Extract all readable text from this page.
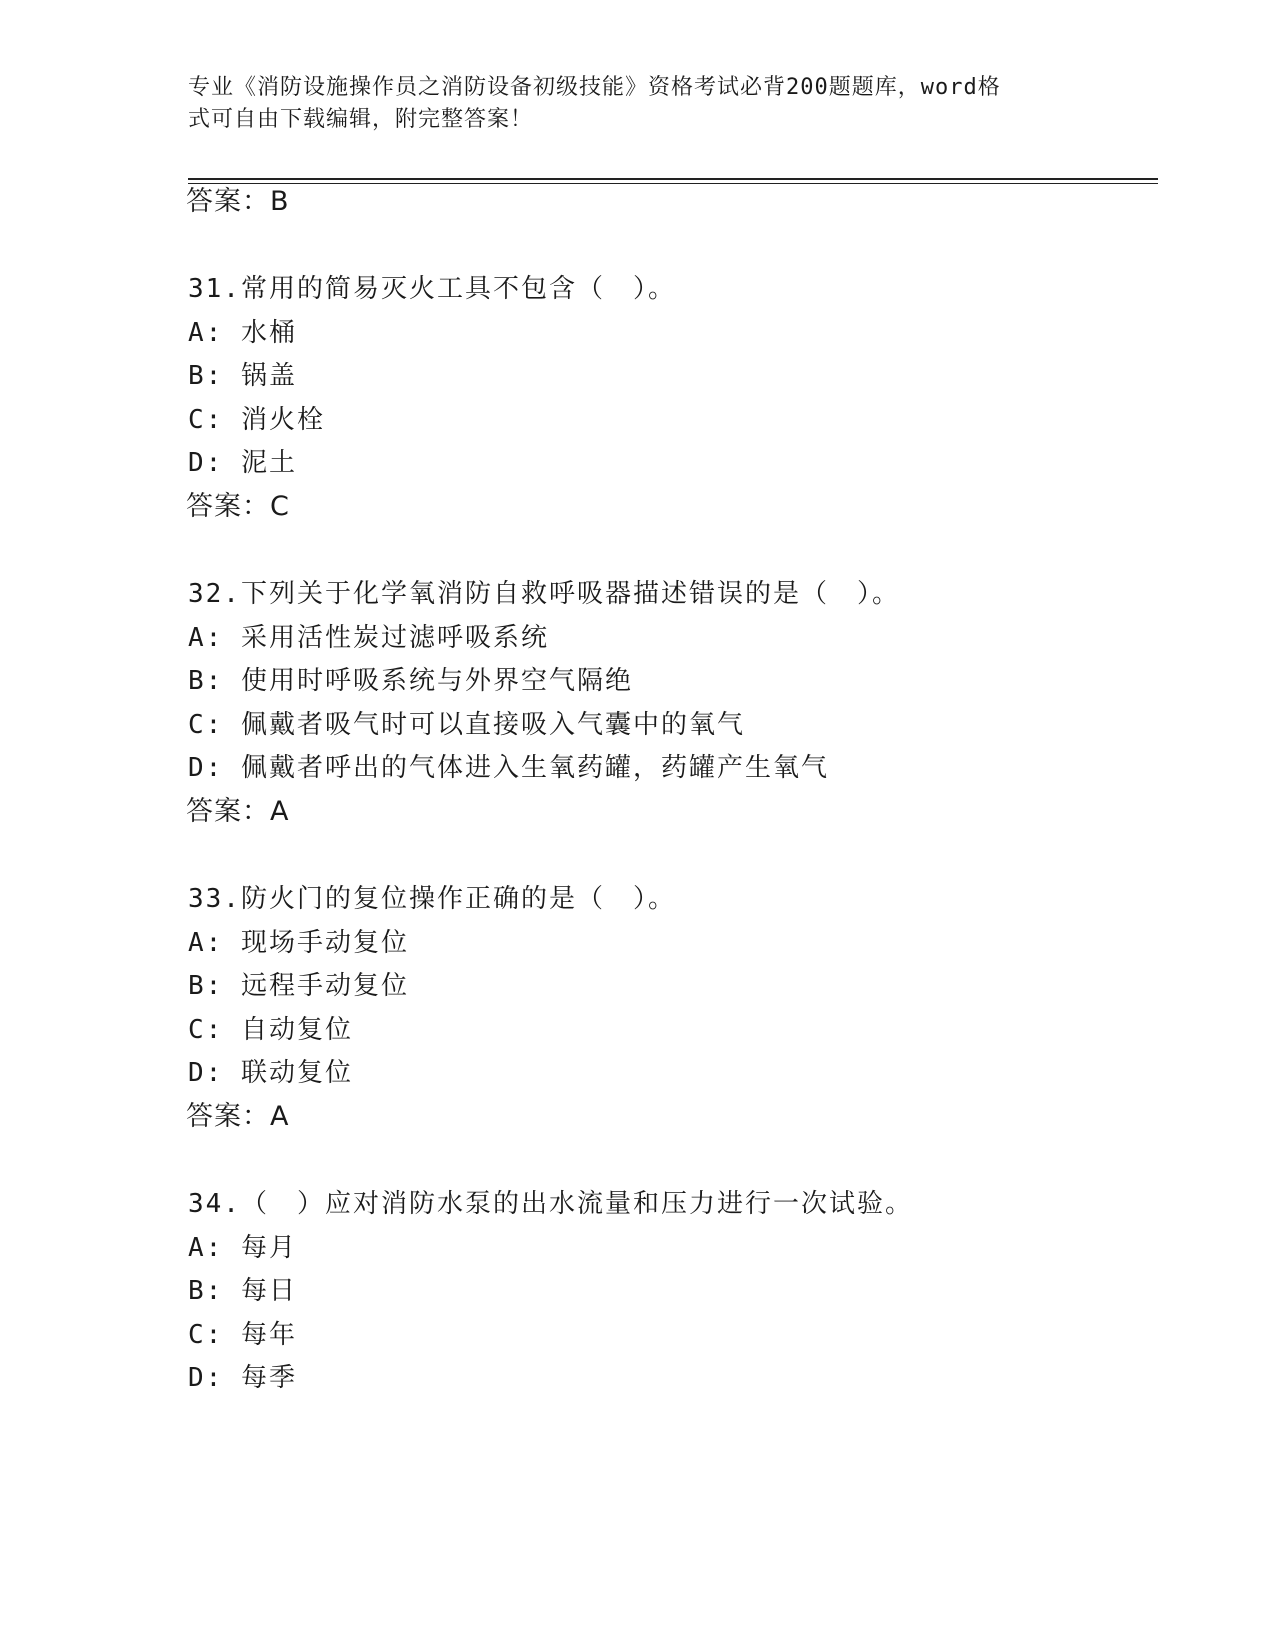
专业《消防设施操作员之消防设备初级技能》资格考试必背200题题库，word格
式可自由下载编辑，附完整答案！
答案：B
31.常用的简易灭火工具不包含（　）。
A: 水桶
B: 锅盖
C: 消火栓
D: 泥土
答案：C
32.下列关于化学氧消防自救呼吸器描述错误的是（　）。
A: 采用活性炭过滤呼吸系统
B: 使用时呼吸系统与外界空气隔绝
C: 佩戴者吸气时可以直接吸入气囊中的氧气
D: 佩戴者呼出的气体进入生氧药罐，药罐产生氧气
答案：A
33.防火门的复位操作正确的是（　）。
A: 现场手动复位
B: 远程手动复位
C: 自动复位
D: 联动复位
答案：A
34.（　）应对消防水泵的出水流量和压力进行一次试验。
A: 每月
B: 每日
C: 每年
D: 每季
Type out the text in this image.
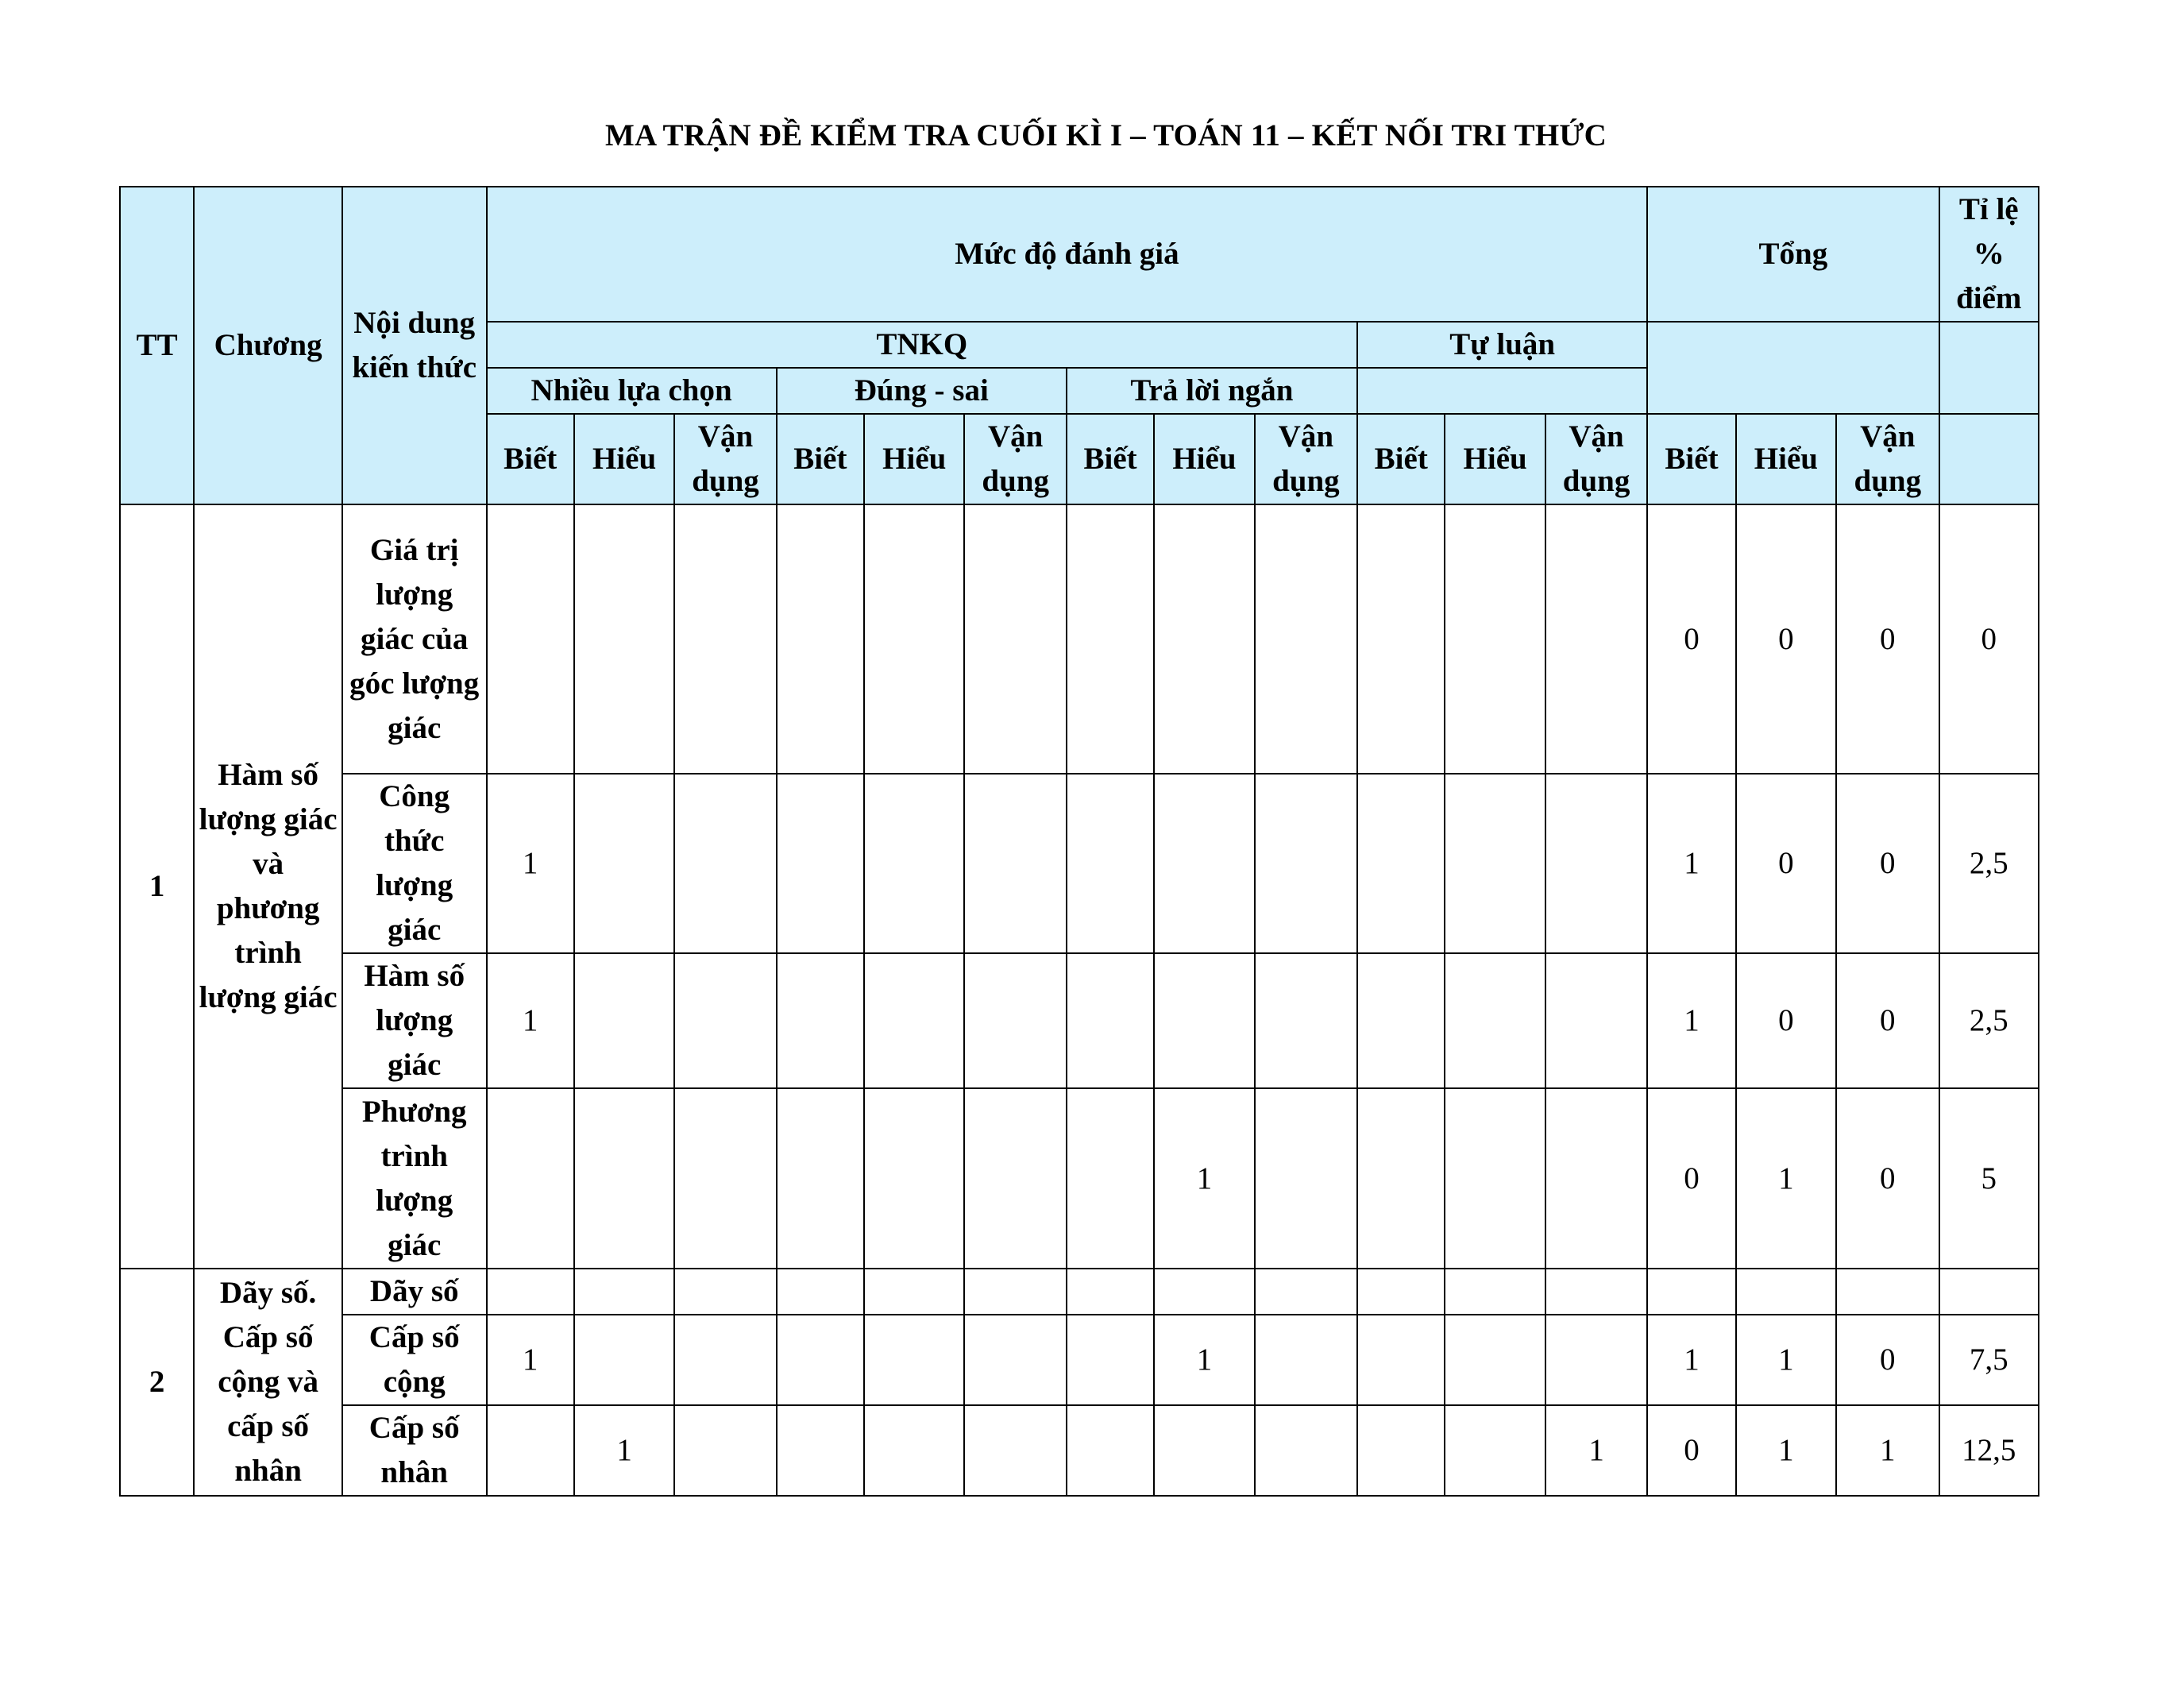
MA TRẬN ĐỀ KIỂM TRA CUỐI KÌ I – TOÁN 11 – KẾT NỐI TRI THỨC
TT	Chương	Nội dung kiến thức	Mức độ đánh giá												Tổng			Tỉ lệ % điểm
			TNKQ									Tự luận						
			Nhiều lựa chọn			Đúng - sai			Trả lời ngắn									
			Biết	Hiểu	Vận dụng	Biết	Hiểu	Vận dụng	Biết	Hiểu	Vận dụng	Biết	Hiểu	Vận dụng	Biết	Hiểu	Vận dụng	
1	Hàm số lượng giác và phương trình lượng giác	Giá trị lượng giác của góc lượng giác													0	0	0	0
		Công thức lượng giác	1												1	0	0	2,5
		Hàm số lượng giác	1												1	0	0	2,5
		Phương trình lượng giác								1					0	1	0	5
2	Dãy số. Cấp số cộng và cấp số nhân	Dãy số																
		Cấp số cộng	1							1					1	1	0	7,5
		Cấp số nhân		1										1	0	1	1	12,5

═══

**Instruction**
Each line in the listing above that contains "text" should be copied.

**Answer for this exercise**
Extract all readable text from this page.
Type out the text in this image.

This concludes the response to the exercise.